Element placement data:
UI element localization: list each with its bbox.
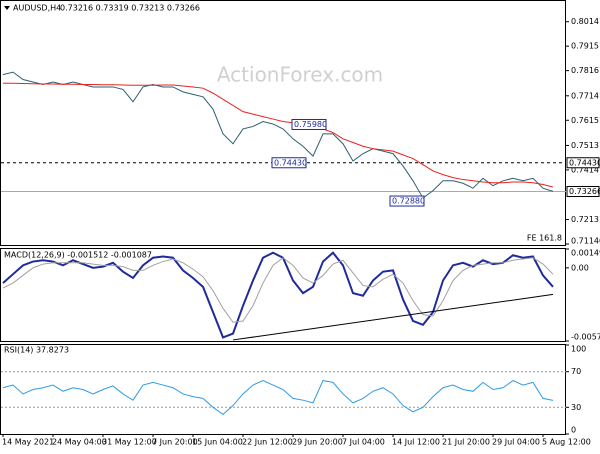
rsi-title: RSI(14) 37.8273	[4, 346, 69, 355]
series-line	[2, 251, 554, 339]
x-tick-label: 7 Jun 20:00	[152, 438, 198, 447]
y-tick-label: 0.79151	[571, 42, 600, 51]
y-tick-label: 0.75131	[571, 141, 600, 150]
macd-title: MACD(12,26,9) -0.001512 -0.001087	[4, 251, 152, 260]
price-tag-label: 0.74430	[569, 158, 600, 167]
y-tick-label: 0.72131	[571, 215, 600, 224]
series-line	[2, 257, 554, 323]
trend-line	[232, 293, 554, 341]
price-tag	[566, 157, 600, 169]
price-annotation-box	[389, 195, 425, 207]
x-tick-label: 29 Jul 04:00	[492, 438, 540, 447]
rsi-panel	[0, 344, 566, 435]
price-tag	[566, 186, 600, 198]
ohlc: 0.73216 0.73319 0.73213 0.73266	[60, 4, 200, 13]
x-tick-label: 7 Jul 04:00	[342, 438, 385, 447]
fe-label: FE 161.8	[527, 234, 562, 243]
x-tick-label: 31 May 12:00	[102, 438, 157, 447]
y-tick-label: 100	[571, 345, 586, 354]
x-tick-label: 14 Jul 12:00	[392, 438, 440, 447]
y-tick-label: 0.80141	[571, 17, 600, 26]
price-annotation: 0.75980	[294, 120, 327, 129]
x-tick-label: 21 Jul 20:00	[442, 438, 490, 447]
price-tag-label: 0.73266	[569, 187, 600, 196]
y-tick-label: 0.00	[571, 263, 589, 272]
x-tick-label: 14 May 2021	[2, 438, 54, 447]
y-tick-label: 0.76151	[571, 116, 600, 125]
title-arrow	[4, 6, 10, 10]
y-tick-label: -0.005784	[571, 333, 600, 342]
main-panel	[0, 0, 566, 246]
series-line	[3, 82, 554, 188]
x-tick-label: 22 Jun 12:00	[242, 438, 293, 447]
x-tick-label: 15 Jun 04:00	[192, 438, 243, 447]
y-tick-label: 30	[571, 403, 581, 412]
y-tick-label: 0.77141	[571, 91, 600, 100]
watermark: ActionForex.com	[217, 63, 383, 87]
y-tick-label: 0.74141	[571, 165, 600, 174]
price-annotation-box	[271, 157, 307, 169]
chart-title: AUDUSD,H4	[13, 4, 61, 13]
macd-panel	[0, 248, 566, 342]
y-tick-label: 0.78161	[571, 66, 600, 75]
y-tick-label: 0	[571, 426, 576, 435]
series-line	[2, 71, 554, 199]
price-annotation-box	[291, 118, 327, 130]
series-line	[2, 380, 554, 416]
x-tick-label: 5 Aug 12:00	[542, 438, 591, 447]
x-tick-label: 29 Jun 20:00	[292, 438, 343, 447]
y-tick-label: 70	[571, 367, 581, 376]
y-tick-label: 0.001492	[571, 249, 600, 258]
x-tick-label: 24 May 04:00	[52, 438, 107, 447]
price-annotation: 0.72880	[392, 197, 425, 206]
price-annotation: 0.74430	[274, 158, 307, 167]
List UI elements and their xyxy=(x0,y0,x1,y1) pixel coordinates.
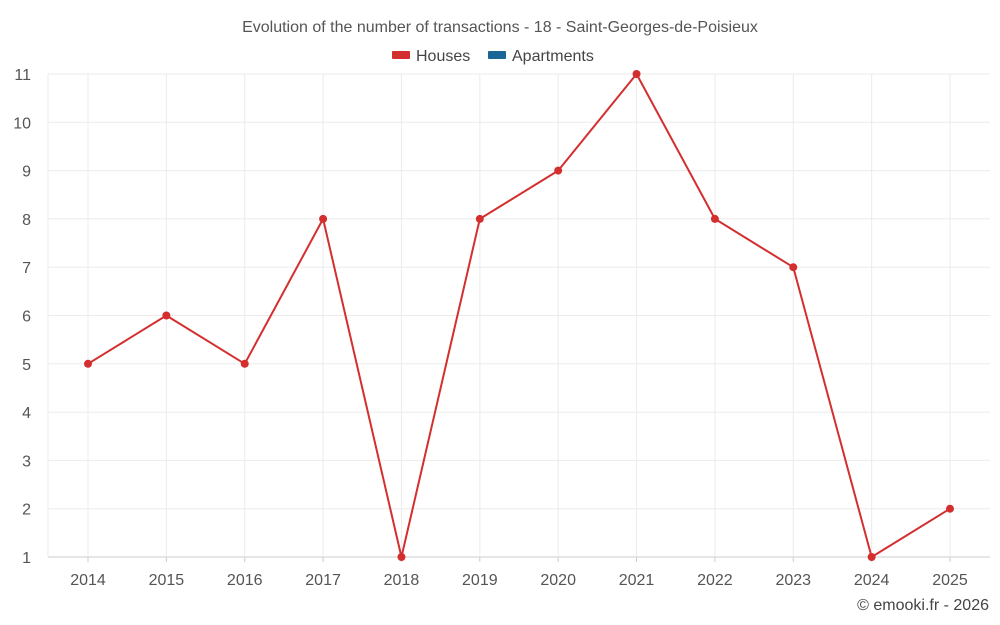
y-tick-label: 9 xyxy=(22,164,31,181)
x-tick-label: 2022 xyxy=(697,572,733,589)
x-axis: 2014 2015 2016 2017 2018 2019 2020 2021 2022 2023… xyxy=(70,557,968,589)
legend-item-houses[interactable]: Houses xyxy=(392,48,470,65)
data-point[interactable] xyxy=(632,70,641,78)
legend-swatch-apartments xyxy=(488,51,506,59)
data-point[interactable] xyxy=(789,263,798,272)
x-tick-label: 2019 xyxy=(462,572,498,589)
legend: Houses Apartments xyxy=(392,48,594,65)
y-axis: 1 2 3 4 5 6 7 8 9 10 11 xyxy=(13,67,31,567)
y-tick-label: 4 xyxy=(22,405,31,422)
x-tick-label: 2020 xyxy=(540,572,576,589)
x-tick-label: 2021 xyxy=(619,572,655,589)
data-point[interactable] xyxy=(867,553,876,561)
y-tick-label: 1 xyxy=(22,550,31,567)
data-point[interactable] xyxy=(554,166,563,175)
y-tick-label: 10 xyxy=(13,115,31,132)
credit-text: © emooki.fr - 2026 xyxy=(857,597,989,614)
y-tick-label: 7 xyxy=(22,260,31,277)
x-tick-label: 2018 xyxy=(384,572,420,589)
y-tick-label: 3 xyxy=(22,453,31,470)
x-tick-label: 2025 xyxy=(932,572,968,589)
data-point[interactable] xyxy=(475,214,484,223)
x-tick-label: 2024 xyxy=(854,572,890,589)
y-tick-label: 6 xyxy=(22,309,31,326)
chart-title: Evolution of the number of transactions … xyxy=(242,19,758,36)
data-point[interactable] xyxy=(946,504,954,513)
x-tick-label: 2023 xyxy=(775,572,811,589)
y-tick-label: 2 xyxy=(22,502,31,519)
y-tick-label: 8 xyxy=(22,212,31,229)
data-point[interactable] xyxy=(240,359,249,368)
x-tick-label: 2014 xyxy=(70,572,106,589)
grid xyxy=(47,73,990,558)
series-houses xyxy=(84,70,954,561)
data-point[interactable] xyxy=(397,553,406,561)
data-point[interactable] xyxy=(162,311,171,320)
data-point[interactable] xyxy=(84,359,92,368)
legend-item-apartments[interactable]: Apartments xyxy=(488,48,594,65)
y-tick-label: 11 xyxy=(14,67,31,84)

§ **WHAT IS ASKED**:
Retype every line of all the items above without changing anything, and leave out the pictures.

§ **SOLUTION TO THE EXERCISE**:
UI element localization: list each with its bbox.
rsi-title: RSI(14) 37.8273	[4, 346, 69, 355]
series-line	[2, 251, 554, 339]
x-tick-label: 7 Jun 20:00	[152, 438, 198, 447]
y-tick-label: 0.79151	[571, 42, 600, 51]
y-tick-label: 0.75131	[571, 141, 600, 150]
macd-title: MACD(12,26,9) -0.001512 -0.001087	[4, 251, 152, 260]
price-tag-label: 0.74430	[569, 158, 600, 167]
y-tick-label: 0.72131	[571, 215, 600, 224]
series-line	[2, 257, 554, 323]
trend-line	[232, 293, 554, 341]
price-tag	[566, 157, 600, 169]
price-annotation-box	[389, 195, 425, 207]
x-tick-label: 29 Jul 04:00	[492, 438, 540, 447]
rsi-panel	[0, 344, 566, 435]
price-tag	[566, 186, 600, 198]
ohlc: 0.73216 0.73319 0.73213 0.73266	[60, 4, 200, 13]
x-tick-label: 7 Jul 04:00	[342, 438, 385, 447]
fe-label: FE 161.8	[527, 234, 562, 243]
x-tick-label: 31 May 12:00	[102, 438, 157, 447]
y-tick-label: 100	[571, 345, 586, 354]
x-tick-label: 14 Jul 12:00	[392, 438, 440, 447]
y-tick-label: 0.80141	[571, 17, 600, 26]
price-annotation: 0.75980	[294, 120, 327, 129]
x-tick-label: 21 Jul 20:00	[442, 438, 490, 447]
price-tag-label: 0.73266	[569, 187, 600, 196]
y-tick-label: 0.00	[571, 263, 589, 272]
x-tick-label: 14 May 2021	[2, 438, 54, 447]
y-tick-label: 0.76151	[571, 116, 600, 125]
title-arrow	[4, 6, 10, 10]
y-tick-label: -0.005784	[571, 333, 600, 342]
main-panel	[0, 0, 566, 246]
series-line	[3, 82, 554, 188]
x-tick-label: 22 Jun 12:00	[242, 438, 293, 447]
x-tick-label: 15 Jun 04:00	[192, 438, 243, 447]
y-tick-label: 30	[571, 403, 581, 412]
y-tick-label: 0.77141	[571, 91, 600, 100]
watermark: ActionForex.com	[217, 63, 383, 87]
y-tick-label: 0.74141	[571, 165, 600, 174]
price-annotation-box	[271, 157, 307, 169]
chart-title: AUDUSD,H4	[13, 4, 61, 13]
macd-panel	[0, 248, 566, 342]
y-tick-label: 0.78161	[571, 66, 600, 75]
y-tick-label: 0	[571, 426, 576, 435]
series-line	[2, 71, 554, 199]
price-annotation-box	[291, 118, 327, 130]
series-line	[2, 380, 554, 416]
x-tick-label: 5 Aug 12:00	[542, 438, 591, 447]
x-tick-label: 29 Jun 20:00	[292, 438, 343, 447]
y-tick-label: 70	[571, 367, 581, 376]
y-tick-label: 0.001492	[571, 249, 600, 258]
x-tick-label: 24 May 04:00	[52, 438, 107, 447]
price-annotation: 0.72880	[392, 197, 425, 206]
price-annotation: 0.74430	[274, 158, 307, 167]
List UI elements and their xyxy=(x0,y0,x1,y1) pixel coordinates.
y-tick-label: 9 xyxy=(22,164,31,181)
x-tick-label: 2022 xyxy=(697,572,733,589)
x-axis: 2014 2015 2016 2017 2018 2019 2020 2021 2022 2023… xyxy=(70,557,968,589)
legend-item-houses[interactable]: Houses xyxy=(392,48,470,65)
data-point[interactable] xyxy=(632,70,641,78)
legend-swatch-apartments xyxy=(488,51,506,59)
data-point[interactable] xyxy=(789,263,798,272)
x-tick-label: 2019 xyxy=(462,572,498,589)
legend: Houses Apartments xyxy=(392,48,594,65)
y-axis: 1 2 3 4 5 6 7 8 9 10 11 xyxy=(13,67,31,567)
y-tick-label: 4 xyxy=(22,405,31,422)
x-tick-label: 2020 xyxy=(540,572,576,589)
x-tick-label: 2021 xyxy=(619,572,655,589)
data-point[interactable] xyxy=(867,553,876,561)
y-tick-label: 1 xyxy=(22,550,31,567)
data-point[interactable] xyxy=(554,166,563,175)
y-tick-label: 10 xyxy=(13,115,31,132)
credit-text: © emooki.fr - 2026 xyxy=(857,597,989,614)
y-tick-label: 7 xyxy=(22,260,31,277)
x-tick-label: 2018 xyxy=(384,572,420,589)
y-tick-label: 3 xyxy=(22,453,31,470)
x-tick-label: 2025 xyxy=(932,572,968,589)
data-point[interactable] xyxy=(475,214,484,223)
x-tick-label: 2024 xyxy=(854,572,890,589)
y-tick-label: 6 xyxy=(22,309,31,326)
chart-title: Evolution of the number of transactions … xyxy=(242,19,758,36)
data-point[interactable] xyxy=(946,504,954,513)
x-tick-label: 2023 xyxy=(775,572,811,589)
y-tick-label: 2 xyxy=(22,502,31,519)
y-tick-label: 8 xyxy=(22,212,31,229)
data-point[interactable] xyxy=(240,359,249,368)
x-tick-label: 2014 xyxy=(70,572,106,589)
grid xyxy=(47,73,990,558)
series-houses xyxy=(84,70,954,561)
data-point[interactable] xyxy=(397,553,406,561)
data-point[interactable] xyxy=(162,311,171,320)
data-point[interactable] xyxy=(84,359,92,368)
legend-item-apartments[interactable]: Apartments xyxy=(488,48,594,65)
y-tick-label: 11 xyxy=(14,67,31,84)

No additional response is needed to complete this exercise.